Stored records:

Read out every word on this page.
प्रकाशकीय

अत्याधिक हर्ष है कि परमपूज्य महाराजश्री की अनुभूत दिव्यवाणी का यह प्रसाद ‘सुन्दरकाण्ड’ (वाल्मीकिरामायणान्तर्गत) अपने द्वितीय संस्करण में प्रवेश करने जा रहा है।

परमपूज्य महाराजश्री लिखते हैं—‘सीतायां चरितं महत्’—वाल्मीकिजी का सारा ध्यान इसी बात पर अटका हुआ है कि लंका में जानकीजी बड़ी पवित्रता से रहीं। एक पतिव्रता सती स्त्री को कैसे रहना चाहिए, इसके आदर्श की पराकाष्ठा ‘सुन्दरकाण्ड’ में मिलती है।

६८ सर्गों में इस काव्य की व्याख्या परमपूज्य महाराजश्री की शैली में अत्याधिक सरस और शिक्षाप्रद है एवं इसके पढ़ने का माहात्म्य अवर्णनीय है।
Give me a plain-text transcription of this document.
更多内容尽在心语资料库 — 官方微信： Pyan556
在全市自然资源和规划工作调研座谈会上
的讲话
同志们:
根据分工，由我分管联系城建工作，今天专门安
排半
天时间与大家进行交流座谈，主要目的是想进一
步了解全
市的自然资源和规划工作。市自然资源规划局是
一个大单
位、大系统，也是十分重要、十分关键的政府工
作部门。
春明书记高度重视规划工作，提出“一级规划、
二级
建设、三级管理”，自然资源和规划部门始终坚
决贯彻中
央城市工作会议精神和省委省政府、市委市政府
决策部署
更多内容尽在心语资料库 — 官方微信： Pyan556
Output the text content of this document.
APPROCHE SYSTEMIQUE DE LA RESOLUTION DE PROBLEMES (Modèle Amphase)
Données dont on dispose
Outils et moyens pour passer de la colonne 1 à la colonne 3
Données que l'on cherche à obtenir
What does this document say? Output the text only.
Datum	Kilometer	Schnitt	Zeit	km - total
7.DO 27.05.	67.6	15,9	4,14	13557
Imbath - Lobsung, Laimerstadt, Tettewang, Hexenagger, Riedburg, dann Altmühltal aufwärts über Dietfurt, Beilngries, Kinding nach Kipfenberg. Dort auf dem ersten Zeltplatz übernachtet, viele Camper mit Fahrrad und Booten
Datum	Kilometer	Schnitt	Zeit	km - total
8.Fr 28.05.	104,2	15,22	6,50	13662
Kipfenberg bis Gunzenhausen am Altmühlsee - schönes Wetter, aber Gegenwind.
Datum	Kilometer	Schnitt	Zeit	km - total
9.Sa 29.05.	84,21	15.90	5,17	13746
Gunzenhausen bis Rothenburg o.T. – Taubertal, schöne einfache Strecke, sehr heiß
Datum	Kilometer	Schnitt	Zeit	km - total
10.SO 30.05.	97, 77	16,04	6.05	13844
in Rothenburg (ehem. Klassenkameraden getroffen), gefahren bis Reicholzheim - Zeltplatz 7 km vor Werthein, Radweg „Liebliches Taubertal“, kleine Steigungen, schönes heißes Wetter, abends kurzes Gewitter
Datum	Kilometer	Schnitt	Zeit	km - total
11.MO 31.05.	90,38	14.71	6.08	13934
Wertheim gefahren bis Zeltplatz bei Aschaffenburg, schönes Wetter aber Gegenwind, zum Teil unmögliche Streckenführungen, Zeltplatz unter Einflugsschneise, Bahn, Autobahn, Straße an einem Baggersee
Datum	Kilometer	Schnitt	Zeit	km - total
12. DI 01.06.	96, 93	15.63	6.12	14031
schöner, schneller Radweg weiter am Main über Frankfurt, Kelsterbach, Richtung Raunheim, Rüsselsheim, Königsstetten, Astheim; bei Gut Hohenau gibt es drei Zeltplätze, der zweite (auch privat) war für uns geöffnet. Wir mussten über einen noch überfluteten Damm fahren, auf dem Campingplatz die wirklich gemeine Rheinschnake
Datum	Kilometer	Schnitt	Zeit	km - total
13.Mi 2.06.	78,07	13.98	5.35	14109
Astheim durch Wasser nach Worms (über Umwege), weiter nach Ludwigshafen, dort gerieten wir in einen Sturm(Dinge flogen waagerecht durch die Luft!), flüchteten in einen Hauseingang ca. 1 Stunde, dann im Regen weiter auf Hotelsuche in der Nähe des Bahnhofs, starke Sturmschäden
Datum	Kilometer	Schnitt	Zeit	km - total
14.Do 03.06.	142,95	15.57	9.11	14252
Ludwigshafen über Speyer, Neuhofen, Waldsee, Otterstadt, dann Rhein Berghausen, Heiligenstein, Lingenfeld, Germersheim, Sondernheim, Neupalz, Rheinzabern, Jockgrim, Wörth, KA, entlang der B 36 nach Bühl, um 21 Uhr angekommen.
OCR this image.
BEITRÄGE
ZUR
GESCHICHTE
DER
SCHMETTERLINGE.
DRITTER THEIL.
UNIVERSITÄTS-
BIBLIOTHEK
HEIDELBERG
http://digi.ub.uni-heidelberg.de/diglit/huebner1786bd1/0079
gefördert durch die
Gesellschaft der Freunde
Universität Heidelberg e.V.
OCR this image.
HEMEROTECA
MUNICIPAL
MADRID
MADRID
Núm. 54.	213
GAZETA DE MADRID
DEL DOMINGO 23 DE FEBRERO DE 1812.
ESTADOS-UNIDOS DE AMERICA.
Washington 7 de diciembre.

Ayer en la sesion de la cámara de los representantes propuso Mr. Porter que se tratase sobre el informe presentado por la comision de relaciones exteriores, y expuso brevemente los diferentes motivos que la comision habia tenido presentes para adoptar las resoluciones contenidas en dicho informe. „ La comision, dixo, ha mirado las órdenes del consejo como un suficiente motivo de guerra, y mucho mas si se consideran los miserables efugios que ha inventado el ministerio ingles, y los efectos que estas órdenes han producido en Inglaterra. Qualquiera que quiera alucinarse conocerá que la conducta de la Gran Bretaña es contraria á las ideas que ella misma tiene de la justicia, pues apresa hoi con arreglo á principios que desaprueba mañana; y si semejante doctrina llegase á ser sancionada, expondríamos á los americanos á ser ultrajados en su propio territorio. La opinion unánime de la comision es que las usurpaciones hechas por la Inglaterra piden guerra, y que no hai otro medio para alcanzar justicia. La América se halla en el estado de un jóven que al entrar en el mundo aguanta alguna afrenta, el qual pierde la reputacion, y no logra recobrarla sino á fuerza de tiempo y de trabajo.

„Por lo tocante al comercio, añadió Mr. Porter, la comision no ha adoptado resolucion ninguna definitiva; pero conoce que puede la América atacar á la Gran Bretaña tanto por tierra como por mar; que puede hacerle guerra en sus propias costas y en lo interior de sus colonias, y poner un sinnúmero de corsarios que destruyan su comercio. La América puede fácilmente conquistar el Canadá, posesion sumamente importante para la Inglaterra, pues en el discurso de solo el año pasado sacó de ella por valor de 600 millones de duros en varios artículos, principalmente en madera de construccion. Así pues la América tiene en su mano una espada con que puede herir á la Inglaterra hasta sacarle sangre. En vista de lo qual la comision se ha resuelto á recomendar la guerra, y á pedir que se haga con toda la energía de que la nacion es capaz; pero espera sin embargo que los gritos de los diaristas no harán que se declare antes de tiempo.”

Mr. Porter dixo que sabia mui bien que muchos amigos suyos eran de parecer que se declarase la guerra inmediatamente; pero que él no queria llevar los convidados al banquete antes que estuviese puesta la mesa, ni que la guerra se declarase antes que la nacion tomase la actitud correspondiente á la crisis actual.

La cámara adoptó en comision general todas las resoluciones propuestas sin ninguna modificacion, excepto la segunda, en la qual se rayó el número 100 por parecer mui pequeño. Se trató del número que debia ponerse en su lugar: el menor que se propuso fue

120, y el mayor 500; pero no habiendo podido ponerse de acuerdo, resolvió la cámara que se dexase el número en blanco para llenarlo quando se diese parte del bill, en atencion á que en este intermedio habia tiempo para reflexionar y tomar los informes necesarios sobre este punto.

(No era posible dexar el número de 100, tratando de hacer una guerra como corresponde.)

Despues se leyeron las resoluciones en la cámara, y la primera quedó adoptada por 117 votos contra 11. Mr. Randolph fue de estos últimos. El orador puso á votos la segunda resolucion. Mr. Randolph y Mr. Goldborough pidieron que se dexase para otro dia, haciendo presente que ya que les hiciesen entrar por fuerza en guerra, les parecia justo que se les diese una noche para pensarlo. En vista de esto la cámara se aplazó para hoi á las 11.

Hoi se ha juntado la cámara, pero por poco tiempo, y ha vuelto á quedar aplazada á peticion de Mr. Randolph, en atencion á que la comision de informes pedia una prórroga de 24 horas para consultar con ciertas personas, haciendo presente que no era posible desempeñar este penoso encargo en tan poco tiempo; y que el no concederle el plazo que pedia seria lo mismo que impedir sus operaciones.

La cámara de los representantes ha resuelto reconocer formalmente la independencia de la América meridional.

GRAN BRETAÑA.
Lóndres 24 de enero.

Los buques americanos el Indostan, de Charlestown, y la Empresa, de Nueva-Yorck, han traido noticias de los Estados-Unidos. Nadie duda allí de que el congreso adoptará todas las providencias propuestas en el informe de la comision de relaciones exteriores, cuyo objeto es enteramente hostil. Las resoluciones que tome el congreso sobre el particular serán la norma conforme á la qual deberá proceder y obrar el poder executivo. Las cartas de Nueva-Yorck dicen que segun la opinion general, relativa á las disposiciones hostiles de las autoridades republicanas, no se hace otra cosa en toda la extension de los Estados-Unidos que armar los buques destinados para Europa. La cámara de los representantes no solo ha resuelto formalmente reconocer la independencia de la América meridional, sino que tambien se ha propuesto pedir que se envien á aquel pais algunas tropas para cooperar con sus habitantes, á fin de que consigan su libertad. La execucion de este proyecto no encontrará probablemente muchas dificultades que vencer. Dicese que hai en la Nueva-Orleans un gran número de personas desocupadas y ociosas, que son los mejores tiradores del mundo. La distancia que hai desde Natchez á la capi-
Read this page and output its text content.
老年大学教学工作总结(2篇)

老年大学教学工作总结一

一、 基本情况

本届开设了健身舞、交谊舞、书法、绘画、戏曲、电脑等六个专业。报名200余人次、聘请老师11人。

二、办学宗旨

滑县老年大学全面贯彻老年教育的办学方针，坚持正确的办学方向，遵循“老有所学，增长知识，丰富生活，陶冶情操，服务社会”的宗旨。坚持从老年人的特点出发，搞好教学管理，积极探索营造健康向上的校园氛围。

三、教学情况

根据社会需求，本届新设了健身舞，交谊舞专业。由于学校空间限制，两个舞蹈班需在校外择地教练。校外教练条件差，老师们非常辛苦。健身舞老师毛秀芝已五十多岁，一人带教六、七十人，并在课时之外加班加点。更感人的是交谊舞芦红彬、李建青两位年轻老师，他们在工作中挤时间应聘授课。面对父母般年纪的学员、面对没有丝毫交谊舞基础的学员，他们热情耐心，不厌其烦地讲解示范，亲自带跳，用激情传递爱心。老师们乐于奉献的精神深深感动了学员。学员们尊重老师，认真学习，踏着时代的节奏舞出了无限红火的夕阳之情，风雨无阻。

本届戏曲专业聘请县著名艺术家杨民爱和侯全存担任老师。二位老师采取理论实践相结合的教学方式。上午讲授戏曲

*Challenge*:
Wherever a line in the data above holds "Gegenwind", copy that line.

*Right answer*:
Kipfenberg bis Gunzenhausen am Altmühlsee - schönes Wetter, aber Gegenwind.
Wertheim gefahren bis Zeltplatz bei Aschaffenburg, schönes Wetter aber Gegenwind, zum Teil unmögliche Streckenführungen, Zeltplatz unter Einflugsschneise, Bahn, Autobahn, Straße an einem Baggersee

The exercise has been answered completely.